> _Given request_: Return each line that holds the word "most".

## start Data for this exercise

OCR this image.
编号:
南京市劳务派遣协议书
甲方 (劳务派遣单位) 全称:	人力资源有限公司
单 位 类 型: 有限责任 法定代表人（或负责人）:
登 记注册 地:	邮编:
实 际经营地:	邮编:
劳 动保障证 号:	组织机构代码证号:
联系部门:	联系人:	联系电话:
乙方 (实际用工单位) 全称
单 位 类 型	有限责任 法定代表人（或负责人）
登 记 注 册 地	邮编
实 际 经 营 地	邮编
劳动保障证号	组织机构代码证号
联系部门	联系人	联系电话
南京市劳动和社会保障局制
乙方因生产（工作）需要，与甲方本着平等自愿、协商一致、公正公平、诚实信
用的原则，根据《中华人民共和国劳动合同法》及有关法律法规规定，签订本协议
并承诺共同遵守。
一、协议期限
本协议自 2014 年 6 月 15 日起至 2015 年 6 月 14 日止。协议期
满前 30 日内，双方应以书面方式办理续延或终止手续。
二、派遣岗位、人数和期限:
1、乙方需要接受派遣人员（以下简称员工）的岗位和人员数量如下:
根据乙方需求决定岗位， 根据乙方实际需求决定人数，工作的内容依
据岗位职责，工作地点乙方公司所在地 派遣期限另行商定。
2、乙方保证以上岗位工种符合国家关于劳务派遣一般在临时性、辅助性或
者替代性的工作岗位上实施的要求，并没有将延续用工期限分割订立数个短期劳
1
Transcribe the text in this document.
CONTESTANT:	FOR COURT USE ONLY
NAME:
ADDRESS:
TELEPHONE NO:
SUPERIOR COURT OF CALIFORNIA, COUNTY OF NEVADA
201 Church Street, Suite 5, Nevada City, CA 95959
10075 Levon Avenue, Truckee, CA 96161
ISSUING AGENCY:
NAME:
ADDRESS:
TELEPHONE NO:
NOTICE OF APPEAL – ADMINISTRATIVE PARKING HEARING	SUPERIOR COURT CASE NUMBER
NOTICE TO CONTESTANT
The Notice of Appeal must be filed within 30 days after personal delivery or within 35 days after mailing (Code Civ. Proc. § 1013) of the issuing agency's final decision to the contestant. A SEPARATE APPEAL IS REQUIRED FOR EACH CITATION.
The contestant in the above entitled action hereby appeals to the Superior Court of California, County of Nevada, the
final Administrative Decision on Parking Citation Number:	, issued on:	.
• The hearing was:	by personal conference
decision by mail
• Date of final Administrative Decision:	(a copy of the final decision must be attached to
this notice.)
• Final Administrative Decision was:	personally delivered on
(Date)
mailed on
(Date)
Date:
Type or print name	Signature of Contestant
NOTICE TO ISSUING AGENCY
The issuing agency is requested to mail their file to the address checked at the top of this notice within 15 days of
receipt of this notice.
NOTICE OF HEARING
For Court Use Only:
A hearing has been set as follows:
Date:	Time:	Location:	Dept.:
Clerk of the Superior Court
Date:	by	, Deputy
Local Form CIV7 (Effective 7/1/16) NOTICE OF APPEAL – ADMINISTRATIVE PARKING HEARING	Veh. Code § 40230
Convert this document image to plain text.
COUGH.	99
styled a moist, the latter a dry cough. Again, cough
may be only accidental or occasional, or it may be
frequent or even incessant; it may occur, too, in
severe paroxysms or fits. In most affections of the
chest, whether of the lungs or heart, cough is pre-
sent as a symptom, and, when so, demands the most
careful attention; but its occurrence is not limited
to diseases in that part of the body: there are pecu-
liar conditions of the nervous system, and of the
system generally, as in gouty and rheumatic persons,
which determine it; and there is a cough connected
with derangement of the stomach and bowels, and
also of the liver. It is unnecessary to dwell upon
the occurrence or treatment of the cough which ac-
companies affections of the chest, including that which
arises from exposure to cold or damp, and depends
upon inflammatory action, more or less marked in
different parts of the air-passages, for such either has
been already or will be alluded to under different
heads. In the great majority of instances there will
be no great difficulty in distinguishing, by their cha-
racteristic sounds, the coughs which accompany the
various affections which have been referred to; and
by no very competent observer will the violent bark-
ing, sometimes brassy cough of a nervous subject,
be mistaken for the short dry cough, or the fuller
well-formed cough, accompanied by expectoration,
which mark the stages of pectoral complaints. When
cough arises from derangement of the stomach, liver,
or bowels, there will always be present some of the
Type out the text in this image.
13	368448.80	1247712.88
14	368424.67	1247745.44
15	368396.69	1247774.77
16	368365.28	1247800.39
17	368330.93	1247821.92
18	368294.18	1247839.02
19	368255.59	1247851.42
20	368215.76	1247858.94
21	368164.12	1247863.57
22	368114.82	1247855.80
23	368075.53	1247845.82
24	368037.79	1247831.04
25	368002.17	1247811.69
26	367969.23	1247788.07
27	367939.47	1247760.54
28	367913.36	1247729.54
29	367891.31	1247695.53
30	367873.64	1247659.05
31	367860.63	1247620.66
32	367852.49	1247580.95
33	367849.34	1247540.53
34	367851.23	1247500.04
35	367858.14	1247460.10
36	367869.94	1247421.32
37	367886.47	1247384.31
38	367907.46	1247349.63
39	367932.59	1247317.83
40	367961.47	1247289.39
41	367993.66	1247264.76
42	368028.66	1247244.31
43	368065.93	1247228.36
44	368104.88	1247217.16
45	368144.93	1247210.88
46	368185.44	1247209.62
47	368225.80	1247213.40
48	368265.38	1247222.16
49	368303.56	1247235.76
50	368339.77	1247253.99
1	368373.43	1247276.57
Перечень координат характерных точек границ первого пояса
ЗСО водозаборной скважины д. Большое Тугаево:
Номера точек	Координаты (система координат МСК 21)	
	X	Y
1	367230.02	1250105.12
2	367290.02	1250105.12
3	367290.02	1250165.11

## end Data for this exercise

> _Exercise solution_:
severe paroxysms or fits. In most affections of the
sent as a symptom, and, when so, demands the most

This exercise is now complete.